Rédigez la suite du récit de souvenirs d'un atelier de menuiserie, en reprenant juste après sa dernière phrase.

#### [EXTRAIT DE LA PAGE]
━━━━━━
A la fin de la première année, à part les maths où je n’ai jamais brillé d’ailleurs, les résultats dans leur ensemble étaient bons. Ma mère était satisfaite et pour moi c’était l’essentiel. J’avais pour de bon commencé à pratiquer un travail manuel, ce qui devait m’aider à trouver mon équilibre. Façonner de ses mains quelque chose, rien de tel pour se sentir bien dans sa peau.C’est en tout cas ce qui s’est passé pour moi et la majorité de mes collègues. Chacun son établi, avec sa griffe, son valet et sa presse, les outils les plus essentiels : ciseau à bois, bédane, maillet, rabot, riflard et varlope. La série des scies indispensables : scie à refendre, scie à chantourner, scie à araser.
A chaque nouvelle pièce que nous devions faire, et avant de l’attaquer, le professeur nous faisait la démonstration de la meilleure façon de nous y prendre pour mener à bien l’opération. J’étais épaté par son coup de patte et aussi par la façon qu’il avait de tirer sur sa cigarette ! Heureuse époque où le tabac n’était pas proscrit. Il fumait des cigarettes dénicotinisées, des gauloises vertes. En trois bouffées, il ne restait plus qu’un clope pendu à sa lèvre et qu’il laissait s’éteindre … Et puis, la démonstration terminée, il retournait à son bureau pour en rallumer une qu’il grillait aussi rapidement. Nous, on s’appliquait à être aussi habile que lui… enfin, on essayait.
━━━━━━
#### [EXTRAITS DES DONNÉES]
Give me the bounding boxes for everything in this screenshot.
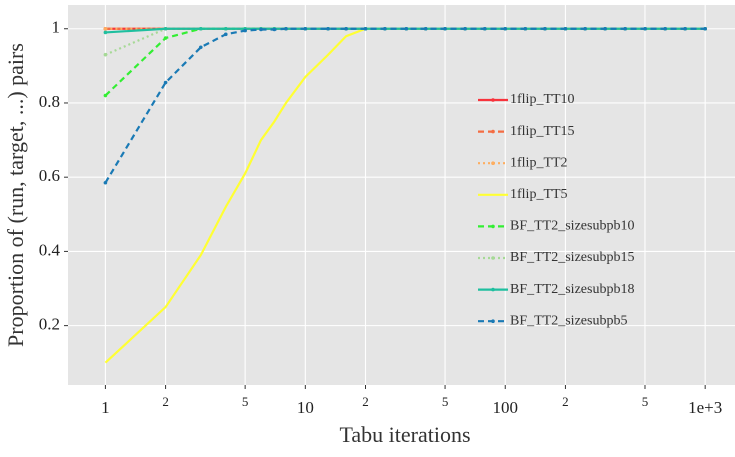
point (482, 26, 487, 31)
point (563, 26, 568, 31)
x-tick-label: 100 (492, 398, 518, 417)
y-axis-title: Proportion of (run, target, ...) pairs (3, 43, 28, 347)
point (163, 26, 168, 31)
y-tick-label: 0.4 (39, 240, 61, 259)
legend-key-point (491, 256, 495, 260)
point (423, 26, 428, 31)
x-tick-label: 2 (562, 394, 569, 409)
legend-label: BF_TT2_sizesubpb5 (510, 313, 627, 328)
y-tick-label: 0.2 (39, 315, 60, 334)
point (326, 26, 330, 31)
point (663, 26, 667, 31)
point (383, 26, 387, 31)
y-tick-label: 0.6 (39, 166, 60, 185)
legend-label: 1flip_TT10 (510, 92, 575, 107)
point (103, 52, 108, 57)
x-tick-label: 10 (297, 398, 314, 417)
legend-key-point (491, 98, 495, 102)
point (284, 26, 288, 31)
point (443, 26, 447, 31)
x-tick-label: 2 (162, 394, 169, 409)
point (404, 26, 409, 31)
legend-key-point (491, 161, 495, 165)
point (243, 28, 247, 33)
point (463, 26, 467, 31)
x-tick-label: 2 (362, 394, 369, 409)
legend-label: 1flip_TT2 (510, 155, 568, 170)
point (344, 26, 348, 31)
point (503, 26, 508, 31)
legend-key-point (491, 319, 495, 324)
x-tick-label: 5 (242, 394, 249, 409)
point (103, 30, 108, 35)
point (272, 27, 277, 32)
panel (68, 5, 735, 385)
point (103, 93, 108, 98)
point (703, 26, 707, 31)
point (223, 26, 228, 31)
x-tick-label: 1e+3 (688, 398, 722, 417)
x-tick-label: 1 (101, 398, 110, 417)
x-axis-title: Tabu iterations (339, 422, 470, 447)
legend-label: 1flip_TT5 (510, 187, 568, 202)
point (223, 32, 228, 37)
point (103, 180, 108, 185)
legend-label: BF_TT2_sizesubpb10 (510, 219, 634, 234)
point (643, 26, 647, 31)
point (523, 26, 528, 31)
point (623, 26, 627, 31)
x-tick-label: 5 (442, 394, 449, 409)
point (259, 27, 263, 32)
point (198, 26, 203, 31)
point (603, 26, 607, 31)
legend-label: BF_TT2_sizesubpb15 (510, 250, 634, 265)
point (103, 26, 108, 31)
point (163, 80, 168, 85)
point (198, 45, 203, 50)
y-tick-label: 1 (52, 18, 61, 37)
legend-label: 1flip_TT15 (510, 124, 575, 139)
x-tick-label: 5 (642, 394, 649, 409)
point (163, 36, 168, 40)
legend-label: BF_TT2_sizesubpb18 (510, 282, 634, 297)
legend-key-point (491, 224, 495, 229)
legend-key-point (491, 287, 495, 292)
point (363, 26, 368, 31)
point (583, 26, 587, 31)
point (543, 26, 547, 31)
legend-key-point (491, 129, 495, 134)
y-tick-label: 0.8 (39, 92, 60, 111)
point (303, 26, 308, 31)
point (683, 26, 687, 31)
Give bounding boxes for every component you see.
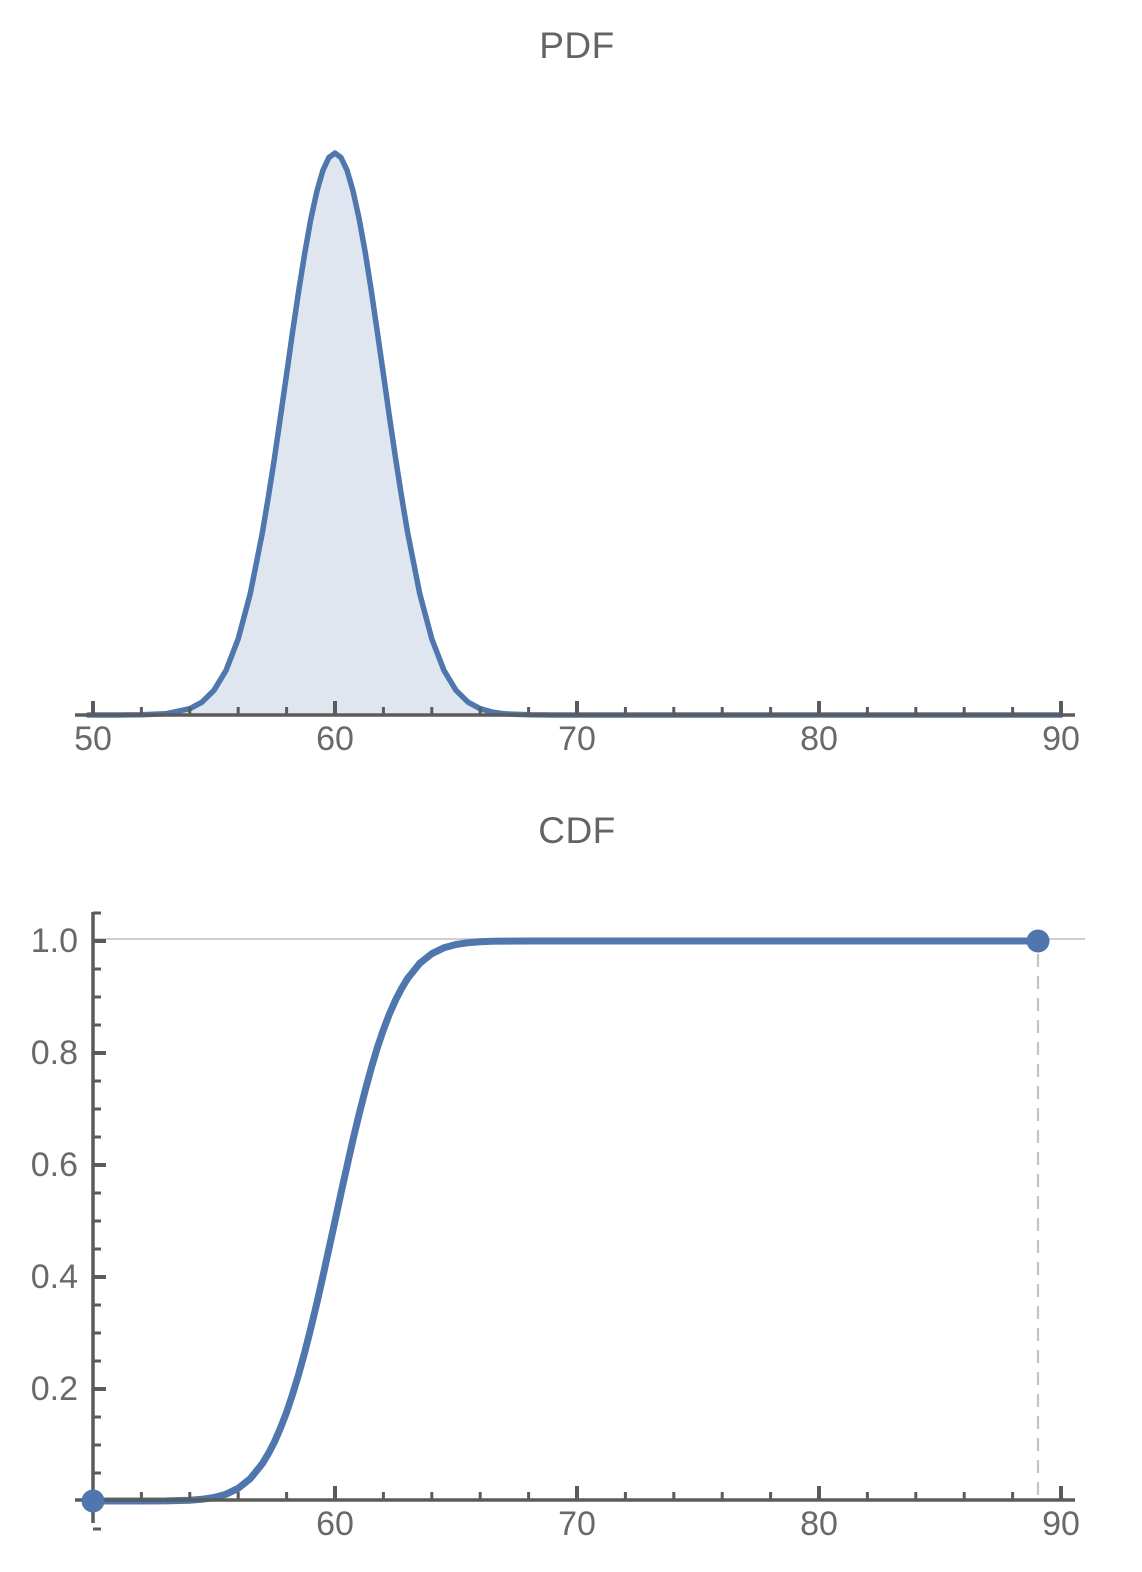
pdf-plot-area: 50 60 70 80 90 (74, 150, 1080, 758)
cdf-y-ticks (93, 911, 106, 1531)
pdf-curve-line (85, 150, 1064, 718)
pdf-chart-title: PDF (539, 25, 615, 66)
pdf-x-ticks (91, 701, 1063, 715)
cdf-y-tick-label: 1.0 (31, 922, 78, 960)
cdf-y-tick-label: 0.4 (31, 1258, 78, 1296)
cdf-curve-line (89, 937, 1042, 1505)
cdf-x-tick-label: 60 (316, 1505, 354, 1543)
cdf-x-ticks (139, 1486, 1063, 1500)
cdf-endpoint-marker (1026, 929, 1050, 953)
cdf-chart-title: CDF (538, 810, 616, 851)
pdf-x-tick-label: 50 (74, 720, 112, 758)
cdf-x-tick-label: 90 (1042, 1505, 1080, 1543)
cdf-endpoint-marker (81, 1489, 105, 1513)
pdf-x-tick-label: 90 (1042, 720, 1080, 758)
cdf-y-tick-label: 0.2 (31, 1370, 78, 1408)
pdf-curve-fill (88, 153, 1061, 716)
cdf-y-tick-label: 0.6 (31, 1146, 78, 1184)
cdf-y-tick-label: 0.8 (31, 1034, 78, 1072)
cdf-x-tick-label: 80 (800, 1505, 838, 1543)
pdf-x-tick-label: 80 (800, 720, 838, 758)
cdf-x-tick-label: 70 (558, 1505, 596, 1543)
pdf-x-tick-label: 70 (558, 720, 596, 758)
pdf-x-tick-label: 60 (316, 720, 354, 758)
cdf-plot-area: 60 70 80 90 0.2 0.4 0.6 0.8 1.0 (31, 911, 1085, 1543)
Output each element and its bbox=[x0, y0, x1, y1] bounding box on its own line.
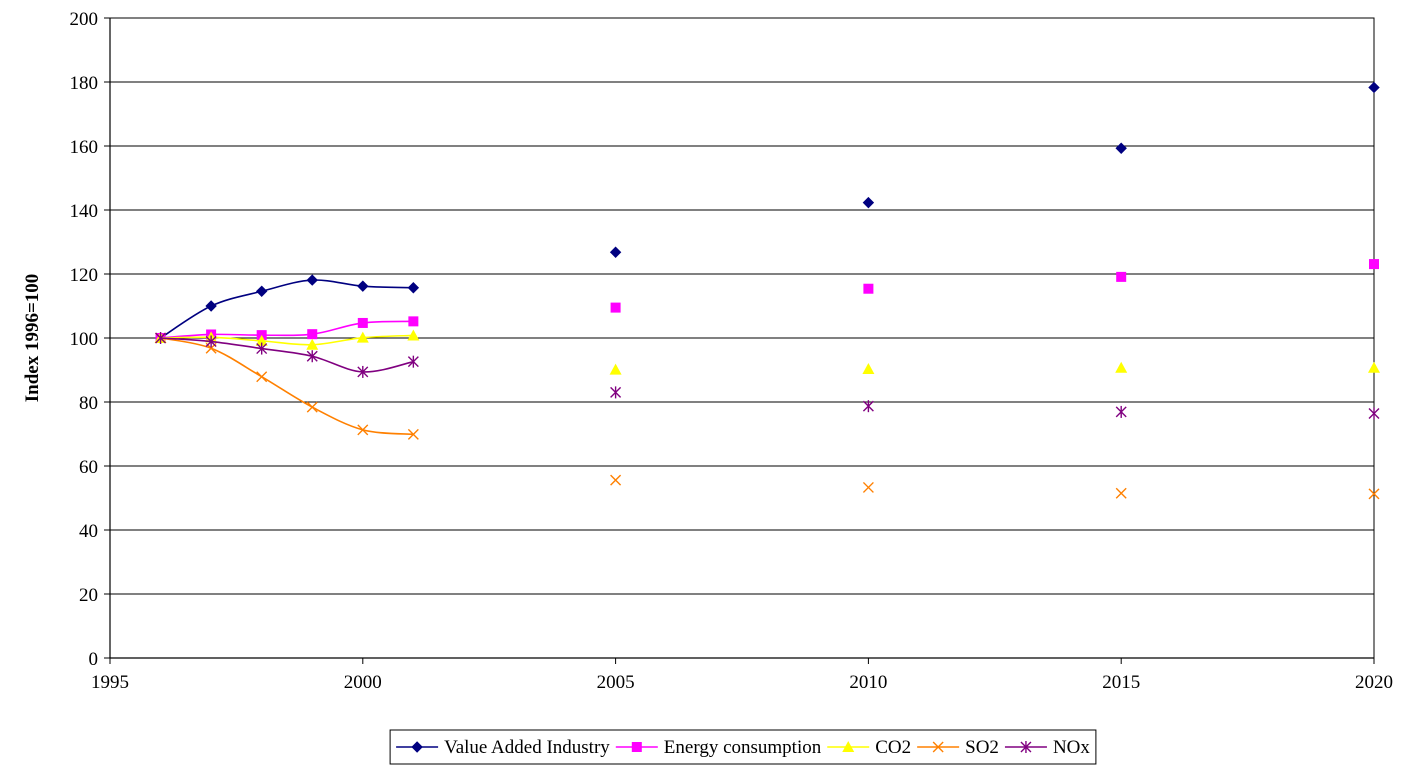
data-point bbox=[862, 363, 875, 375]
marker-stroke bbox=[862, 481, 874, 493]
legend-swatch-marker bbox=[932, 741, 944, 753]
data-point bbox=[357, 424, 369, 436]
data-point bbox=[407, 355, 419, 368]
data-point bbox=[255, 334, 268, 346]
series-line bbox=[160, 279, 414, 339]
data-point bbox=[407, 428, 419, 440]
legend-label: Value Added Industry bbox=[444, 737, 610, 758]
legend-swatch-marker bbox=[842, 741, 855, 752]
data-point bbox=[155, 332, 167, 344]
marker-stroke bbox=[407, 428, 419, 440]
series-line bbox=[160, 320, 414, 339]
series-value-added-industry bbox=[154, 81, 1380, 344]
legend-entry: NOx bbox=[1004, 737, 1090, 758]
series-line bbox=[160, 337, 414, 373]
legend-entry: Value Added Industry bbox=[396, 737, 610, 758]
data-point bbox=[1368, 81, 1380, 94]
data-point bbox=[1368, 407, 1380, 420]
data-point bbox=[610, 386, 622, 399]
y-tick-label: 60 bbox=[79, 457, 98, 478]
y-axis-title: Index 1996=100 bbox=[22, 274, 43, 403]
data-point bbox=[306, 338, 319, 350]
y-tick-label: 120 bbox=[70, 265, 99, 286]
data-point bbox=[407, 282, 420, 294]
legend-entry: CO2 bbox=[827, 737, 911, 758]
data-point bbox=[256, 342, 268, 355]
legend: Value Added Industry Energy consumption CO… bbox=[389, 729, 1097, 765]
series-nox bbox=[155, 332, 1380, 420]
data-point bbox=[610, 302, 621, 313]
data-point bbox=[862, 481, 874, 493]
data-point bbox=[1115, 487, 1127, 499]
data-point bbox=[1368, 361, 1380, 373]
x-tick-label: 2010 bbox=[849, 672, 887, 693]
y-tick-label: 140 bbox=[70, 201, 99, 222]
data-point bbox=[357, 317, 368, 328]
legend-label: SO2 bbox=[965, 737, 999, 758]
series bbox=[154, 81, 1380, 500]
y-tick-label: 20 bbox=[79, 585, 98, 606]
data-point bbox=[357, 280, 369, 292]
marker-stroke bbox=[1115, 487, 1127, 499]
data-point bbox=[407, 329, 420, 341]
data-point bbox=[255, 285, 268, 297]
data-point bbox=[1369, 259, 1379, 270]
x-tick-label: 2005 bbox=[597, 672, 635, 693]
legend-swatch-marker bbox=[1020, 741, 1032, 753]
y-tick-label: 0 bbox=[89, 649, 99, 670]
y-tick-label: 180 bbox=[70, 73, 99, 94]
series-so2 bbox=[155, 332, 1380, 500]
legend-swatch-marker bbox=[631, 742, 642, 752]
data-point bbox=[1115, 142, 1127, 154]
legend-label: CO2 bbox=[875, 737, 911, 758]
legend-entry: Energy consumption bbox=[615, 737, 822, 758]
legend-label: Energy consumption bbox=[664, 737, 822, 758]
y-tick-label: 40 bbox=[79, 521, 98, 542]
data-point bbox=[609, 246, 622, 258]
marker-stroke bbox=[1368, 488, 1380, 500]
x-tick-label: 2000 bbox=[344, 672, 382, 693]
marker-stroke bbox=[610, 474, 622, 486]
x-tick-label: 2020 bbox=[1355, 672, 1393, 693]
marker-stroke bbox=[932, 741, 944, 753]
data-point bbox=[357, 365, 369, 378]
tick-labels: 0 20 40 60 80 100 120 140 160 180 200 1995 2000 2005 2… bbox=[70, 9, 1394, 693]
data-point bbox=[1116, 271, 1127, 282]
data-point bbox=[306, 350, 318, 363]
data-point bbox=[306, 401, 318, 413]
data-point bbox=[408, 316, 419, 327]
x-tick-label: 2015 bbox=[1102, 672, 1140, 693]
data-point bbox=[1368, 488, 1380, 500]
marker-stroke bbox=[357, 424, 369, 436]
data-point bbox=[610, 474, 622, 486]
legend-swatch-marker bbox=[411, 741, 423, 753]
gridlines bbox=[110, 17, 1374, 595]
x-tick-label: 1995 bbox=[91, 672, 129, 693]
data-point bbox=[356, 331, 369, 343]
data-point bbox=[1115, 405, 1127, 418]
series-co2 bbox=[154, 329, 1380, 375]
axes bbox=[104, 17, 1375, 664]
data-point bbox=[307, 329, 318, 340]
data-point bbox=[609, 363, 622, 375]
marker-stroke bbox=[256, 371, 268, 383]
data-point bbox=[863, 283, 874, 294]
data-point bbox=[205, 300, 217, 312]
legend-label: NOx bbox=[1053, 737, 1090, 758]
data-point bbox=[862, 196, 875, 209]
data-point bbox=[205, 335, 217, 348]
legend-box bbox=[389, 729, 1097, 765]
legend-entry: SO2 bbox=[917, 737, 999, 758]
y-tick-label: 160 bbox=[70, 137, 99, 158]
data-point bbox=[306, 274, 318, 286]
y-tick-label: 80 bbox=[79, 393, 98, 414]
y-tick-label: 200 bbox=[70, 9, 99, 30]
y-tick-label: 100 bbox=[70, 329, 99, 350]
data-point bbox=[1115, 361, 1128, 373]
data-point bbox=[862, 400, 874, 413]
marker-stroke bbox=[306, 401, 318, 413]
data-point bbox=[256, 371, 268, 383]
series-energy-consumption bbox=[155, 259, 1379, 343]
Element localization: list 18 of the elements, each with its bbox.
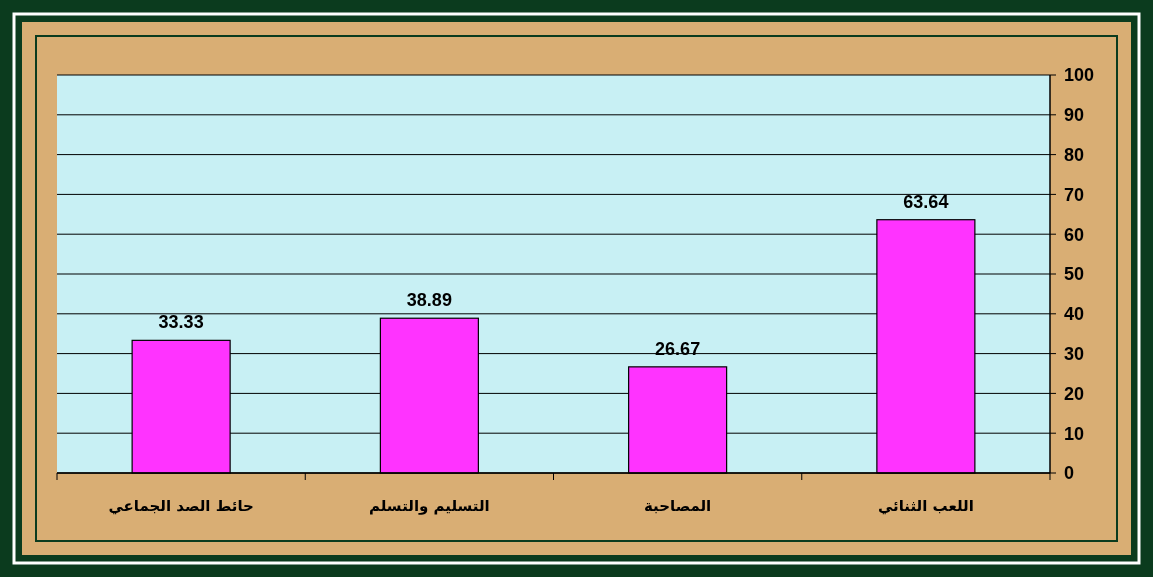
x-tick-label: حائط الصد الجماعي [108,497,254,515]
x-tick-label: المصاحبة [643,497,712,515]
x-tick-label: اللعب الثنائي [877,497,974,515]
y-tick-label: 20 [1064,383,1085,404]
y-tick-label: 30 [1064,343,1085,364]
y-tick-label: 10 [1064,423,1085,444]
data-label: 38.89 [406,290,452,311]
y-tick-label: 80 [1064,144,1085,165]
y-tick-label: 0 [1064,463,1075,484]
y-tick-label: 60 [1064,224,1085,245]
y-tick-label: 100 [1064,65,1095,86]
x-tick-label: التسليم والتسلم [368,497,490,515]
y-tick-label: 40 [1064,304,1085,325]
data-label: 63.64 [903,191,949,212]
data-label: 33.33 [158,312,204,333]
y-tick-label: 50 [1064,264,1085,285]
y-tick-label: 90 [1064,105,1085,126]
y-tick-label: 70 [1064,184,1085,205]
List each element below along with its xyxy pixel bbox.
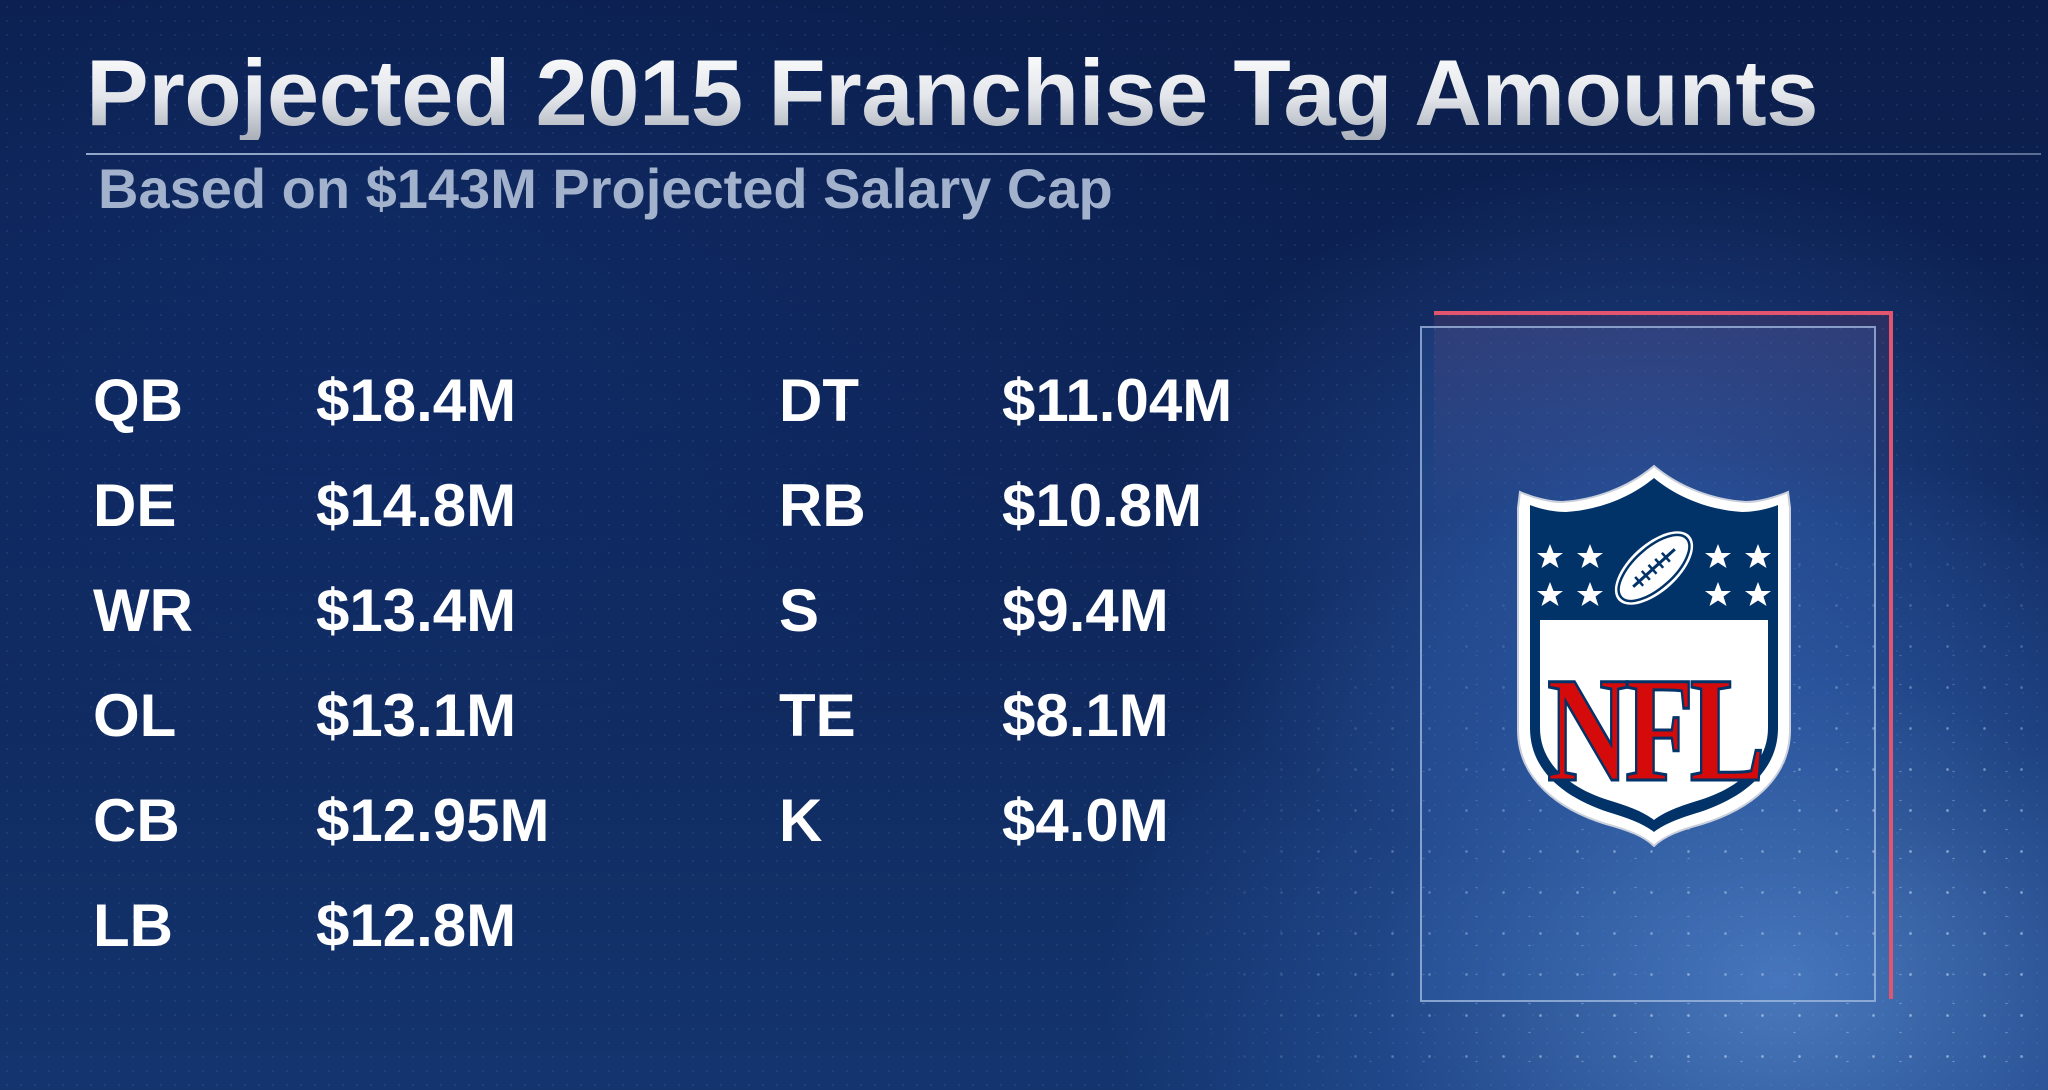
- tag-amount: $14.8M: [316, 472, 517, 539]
━━━━━━
#### [CORRIGÉ]
C’est long à former un bon ouvrier, surtout que la méthode d’apprentissage que j’ai connue dans ces années-là ne se faisait que manuellement. Pas la moindre utilisation de machine. Ce serait un peu long d’en faire le détail, ce fut lent et progressif, mais au bout de trois années, nous avions une bonne connaissance de la profession et étions en mesure d’exercer, avec au tout début, par sécurité, un compagnon aguerri à nos côtés.
Ce ne fut pas nécessaire en ce qui me concerne puisque je n’ai pas travaillé dans ce métier. Mais, nous n’en sommes pas encore là puisque je termine ma première année.
Pendant les grandes vacances, je bosse dans une entreprise de peinture et fait le tour de Normandie avec mes deux copains.
A nouveau la rentrée. Avec l’aide de mon frère aîné, je me suis retapé un vélo. Gros progrès pour effectuer la route de la maison au centre. Un inconvénient quand même… il n’est pas adapté à ma taille. Trop petit, c’est un vélo de gamin. Bon, en remontant la selle et le guidon presque au maximum, ça fera l’affaire. On s’est un peu moqué de moi à la rentrée… mais pas plus que ça et je m’en fichais… Gain de temps, le cartable sur le porte-bagages, pour moi c’était tout bon.
Nous étions tous de condition modeste et les différences de tenues rares. J’ai dû, ma première année ,faire la route en galoches à semelles de bois. Cloutées soigneusement par mon père pour les faire durer. Et pas discrètes, quand, par exemple, je traversais la classe pour me rendre au tableau.
Il y avait , parmi les internes, des Bretons. La plupart en sabots. Ce qui, dans l’échelle des valeurs vestimentaires, était inférieure aux galoches.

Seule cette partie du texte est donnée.